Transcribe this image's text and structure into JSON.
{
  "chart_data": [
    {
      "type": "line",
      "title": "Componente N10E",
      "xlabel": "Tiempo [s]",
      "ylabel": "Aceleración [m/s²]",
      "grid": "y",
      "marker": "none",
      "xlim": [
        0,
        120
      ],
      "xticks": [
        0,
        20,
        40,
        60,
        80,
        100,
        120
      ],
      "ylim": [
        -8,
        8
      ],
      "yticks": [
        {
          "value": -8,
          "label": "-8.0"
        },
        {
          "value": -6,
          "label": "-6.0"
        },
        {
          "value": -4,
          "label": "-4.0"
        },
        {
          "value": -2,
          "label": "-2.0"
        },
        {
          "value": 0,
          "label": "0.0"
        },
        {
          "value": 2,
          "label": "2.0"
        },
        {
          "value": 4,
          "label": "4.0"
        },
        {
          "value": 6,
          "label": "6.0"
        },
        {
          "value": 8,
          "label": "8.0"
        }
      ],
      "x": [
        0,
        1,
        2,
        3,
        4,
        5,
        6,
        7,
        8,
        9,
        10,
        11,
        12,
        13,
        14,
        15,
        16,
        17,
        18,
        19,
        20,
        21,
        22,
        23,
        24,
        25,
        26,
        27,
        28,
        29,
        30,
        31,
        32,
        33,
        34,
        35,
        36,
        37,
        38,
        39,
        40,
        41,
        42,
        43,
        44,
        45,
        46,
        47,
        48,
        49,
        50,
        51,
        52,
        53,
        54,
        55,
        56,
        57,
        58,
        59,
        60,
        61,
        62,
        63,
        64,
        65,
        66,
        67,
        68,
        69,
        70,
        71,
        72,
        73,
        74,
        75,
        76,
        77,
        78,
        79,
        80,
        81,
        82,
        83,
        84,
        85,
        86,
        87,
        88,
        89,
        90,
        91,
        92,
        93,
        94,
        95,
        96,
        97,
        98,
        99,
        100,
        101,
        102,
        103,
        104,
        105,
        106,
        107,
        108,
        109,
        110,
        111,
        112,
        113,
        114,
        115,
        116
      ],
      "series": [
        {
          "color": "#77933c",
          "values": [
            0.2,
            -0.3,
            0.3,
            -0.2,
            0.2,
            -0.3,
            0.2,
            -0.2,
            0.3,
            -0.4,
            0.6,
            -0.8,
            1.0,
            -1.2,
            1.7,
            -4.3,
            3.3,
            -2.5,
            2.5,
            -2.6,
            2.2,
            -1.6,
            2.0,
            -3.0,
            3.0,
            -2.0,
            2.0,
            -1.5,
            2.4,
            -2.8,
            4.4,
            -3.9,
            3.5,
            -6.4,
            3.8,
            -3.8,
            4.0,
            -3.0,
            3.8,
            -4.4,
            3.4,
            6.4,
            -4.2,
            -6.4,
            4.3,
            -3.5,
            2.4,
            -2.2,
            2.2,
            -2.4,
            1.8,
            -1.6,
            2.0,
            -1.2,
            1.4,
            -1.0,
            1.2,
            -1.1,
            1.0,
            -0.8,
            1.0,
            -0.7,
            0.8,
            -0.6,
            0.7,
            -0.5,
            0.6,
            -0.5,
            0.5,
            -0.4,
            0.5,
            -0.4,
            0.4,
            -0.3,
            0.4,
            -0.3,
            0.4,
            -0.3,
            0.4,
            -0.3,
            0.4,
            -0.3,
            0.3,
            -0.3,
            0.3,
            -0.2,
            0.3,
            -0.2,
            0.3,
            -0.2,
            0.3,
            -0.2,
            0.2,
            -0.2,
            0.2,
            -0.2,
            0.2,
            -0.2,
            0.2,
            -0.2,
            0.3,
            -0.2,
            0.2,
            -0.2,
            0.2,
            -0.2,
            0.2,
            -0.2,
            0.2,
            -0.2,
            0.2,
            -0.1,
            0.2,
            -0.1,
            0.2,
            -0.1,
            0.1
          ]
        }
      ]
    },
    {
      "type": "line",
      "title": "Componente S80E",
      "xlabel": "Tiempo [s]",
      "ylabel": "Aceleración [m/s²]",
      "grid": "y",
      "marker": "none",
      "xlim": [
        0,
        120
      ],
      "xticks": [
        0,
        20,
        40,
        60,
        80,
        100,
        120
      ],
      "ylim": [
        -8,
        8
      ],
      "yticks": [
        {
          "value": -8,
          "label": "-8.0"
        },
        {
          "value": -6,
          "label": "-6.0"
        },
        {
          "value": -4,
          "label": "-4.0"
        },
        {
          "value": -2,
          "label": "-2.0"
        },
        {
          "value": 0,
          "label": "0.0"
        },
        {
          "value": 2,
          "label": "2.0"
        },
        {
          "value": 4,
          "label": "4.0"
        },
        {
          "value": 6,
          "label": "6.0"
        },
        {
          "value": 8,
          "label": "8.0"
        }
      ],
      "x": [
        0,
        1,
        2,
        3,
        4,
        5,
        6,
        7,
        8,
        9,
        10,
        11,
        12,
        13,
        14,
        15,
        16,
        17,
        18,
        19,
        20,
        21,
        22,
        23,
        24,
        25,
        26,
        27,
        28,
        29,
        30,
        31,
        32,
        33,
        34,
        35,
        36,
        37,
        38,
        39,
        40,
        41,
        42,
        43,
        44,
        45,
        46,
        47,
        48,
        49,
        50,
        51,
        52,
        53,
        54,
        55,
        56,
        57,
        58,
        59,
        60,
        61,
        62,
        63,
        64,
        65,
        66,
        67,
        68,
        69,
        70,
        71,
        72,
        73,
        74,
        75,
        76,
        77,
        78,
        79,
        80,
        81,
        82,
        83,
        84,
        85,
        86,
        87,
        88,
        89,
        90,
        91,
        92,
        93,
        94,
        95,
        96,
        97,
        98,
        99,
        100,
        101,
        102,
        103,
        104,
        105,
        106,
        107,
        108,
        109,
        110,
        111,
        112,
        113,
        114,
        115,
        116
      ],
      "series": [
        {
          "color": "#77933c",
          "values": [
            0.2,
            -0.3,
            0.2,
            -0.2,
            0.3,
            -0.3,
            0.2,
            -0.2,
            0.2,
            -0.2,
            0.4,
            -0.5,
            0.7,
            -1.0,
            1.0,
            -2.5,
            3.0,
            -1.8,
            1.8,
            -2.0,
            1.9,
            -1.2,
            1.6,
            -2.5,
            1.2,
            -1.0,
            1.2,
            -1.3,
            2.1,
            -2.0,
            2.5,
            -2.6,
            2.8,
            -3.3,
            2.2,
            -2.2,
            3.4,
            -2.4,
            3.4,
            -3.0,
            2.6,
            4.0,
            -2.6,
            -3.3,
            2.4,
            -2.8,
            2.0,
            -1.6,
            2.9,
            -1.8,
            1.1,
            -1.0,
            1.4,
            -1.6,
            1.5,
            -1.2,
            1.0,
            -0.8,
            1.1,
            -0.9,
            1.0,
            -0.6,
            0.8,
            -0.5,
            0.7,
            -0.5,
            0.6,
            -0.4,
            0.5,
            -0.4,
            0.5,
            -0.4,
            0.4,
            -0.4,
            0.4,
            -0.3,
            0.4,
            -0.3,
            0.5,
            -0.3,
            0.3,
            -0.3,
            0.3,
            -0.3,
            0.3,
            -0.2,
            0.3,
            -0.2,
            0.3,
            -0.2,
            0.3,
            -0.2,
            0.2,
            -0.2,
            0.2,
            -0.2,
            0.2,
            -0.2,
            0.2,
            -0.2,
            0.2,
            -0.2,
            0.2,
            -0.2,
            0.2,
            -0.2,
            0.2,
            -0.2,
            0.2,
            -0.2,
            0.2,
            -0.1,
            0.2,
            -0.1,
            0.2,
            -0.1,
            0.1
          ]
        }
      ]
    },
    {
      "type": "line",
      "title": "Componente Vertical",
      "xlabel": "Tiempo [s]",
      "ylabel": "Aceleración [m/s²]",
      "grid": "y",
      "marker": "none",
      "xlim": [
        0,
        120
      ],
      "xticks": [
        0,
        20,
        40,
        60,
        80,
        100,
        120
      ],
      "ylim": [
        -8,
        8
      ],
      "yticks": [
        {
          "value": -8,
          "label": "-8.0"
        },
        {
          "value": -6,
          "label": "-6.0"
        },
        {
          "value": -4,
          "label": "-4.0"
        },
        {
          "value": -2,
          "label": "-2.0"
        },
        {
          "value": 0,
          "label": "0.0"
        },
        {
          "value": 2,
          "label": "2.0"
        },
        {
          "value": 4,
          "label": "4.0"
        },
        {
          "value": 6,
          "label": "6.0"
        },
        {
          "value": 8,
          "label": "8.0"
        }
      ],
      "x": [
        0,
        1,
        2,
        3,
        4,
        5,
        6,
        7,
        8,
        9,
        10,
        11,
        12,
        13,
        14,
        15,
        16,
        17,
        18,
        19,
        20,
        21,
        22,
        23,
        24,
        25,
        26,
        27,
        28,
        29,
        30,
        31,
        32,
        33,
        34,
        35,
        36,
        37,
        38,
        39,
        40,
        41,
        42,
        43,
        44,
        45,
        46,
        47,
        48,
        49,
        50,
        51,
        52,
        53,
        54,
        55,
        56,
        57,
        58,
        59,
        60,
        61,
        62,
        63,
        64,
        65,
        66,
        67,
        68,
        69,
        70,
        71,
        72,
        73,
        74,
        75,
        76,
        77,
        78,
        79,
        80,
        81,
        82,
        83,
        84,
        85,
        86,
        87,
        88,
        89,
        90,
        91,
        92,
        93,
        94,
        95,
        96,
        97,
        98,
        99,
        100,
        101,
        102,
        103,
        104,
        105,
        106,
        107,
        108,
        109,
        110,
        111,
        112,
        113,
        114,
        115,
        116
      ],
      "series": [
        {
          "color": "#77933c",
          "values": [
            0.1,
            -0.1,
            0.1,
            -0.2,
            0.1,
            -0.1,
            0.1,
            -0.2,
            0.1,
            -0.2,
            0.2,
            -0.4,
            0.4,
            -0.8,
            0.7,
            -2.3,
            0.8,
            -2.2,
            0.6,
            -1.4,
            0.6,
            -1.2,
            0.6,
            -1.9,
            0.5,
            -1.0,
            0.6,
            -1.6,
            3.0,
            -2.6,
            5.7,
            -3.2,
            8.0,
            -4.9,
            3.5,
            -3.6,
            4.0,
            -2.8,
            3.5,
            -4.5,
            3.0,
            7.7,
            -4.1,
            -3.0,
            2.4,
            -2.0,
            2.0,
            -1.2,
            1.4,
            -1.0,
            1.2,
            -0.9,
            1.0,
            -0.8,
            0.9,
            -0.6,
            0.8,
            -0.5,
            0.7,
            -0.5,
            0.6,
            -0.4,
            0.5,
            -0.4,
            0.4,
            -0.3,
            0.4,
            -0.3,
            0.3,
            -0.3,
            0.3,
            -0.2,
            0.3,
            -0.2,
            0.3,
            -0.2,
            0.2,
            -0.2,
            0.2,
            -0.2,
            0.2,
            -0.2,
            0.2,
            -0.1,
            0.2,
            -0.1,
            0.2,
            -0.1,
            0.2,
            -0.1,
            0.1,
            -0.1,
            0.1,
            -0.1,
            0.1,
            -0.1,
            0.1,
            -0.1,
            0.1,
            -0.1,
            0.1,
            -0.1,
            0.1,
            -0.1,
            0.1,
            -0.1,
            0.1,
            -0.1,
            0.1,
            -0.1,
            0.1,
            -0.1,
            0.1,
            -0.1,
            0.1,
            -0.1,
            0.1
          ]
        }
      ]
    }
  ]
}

Objective
Work out how many lines in the records above contain the word "Componente", and reply with that number alone.

Answer for this exercise
3